Go through the entries below and print each one exactly, leaving out pictures.

[begin Stored data]

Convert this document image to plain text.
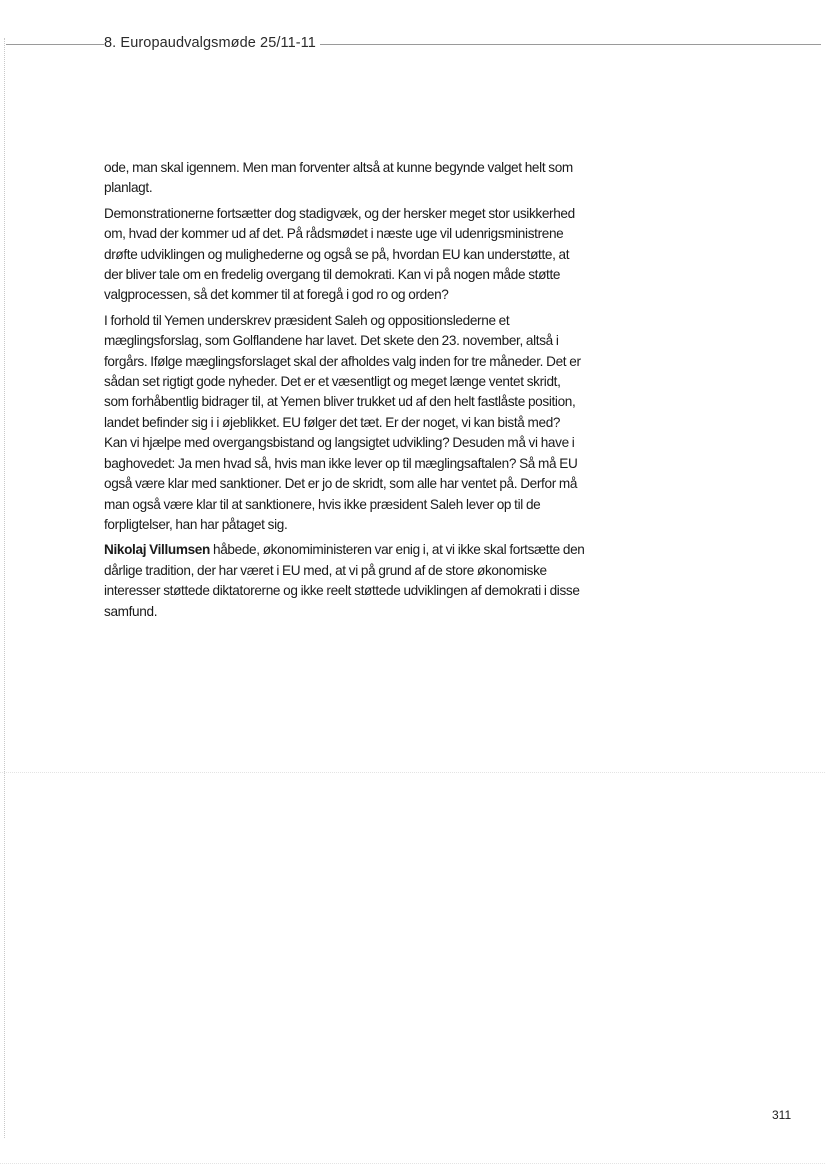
8. Europaudvalgsmøde 25/11-11

ode, man skal igennem. Men man forventer altså at kunne begynde valget helt som planlagt.

Demonstrationerne fortsætter dog stadigvæk, og der hersker meget stor usikkerhed om, hvad der kommer ud af det. På rådsmødet i næste uge vil udenrigsministrene drøfte udviklingen og mulighederne og også se på, hvordan EU kan understøtte, at der bliver tale om en fredelig overgang til demokrati. Kan vi på nogen måde støtte valgprocessen, så det kommer til at foregå i god ro og orden?

I forhold til Yemen underskrev præsident Saleh og oppositionslederne et mæglingsforslag, som Golflandene har lavet. Det skete den 23. november, altså i forgårs. Ifølge mæglingsforslaget skal der afholdes valg inden for tre måneder. Det er sådan set rigtigt gode nyheder. Det er et væsentligt og meget længe ventet skridt, som forhåbentlig bidrager til, at Yemen bliver trukket ud af den helt fastlåste position, landet befinder sig i i øjeblikket. EU følger det tæt. Er der noget, vi kan bistå med? Kan vi hjælpe med overgangsbistand og langsigtet udvikling? Desuden må vi have i baghovedet: Ja men hvad så, hvis man ikke lever op til mæglingsaftalen? Så må EU også være klar med sanktioner. Det er jo de skridt, som alle har ventet på. Derfor må man også være klar til at sanktionere, hvis ikke præsident Saleh lever op til de forpligtelser, han har påtaget sig.

Nikolaj Villumsen håbede, økonomiministeren var enig i, at vi ikke skal fortsætte den dårlige tradition, der har været i EU med, at vi på grund af de store økonomiske interesser støttede diktatorerne og ikke reelt støttede udviklingen af demokrati i disse samfund.

311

[end Stored data]

* _Written solution_:
Convert this document image to plain text.
8. Europaudvalgsmøde 25/11-11

ode, man skal igennem. Men man forventer altså at kunne begynde valget helt som planlagt.

Demonstrationerne fortsætter dog stadigvæk, og der hersker meget stor usikkerhed om, hvad der kommer ud af det. På rådsmødet i næste uge vil udenrigsministrene drøfte udviklingen og mulighederne og også se på, hvordan EU kan understøtte, at der bliver tale om en fredelig overgang til demokrati. Kan vi på nogen måde støtte valgprocessen, så det kommer til at foregå i god ro og orden?

I forhold til Yemen underskrev præsident Saleh og oppositionslederne et mæglingsforslag, som Golflandene har lavet. Det skete den 23. november, altså i forgårs. Ifølge mæglingsforslaget skal der afholdes valg inden for tre måneder. Det er sådan set rigtigt gode nyheder. Det er et væsentligt og meget længe ventet skridt, som forhåbentlig bidrager til, at Yemen bliver trukket ud af den helt fastlåste position, landet befinder sig i i øjeblikket. EU følger det tæt. Er der noget, vi kan bistå med? Kan vi hjælpe med overgangsbistand og langsigtet udvikling? Desuden må vi have i baghovedet: Ja men hvad så, hvis man ikke lever op til mæglingsaftalen? Så må EU også være klar med sanktioner. Det er jo de skridt, som alle har ventet på. Derfor må man også være klar til at sanktionere, hvis ikke præsident Saleh lever op til de forpligtelser, han har påtaget sig.

Nikolaj Villumsen håbede, økonomiministeren var enig i, at vi ikke skal fortsætte den dårlige tradition, der har været i EU med, at vi på grund af de store økonomiske interesser støttede diktatorerne og ikke reelt støttede udviklingen af demokrati i disse samfund.

311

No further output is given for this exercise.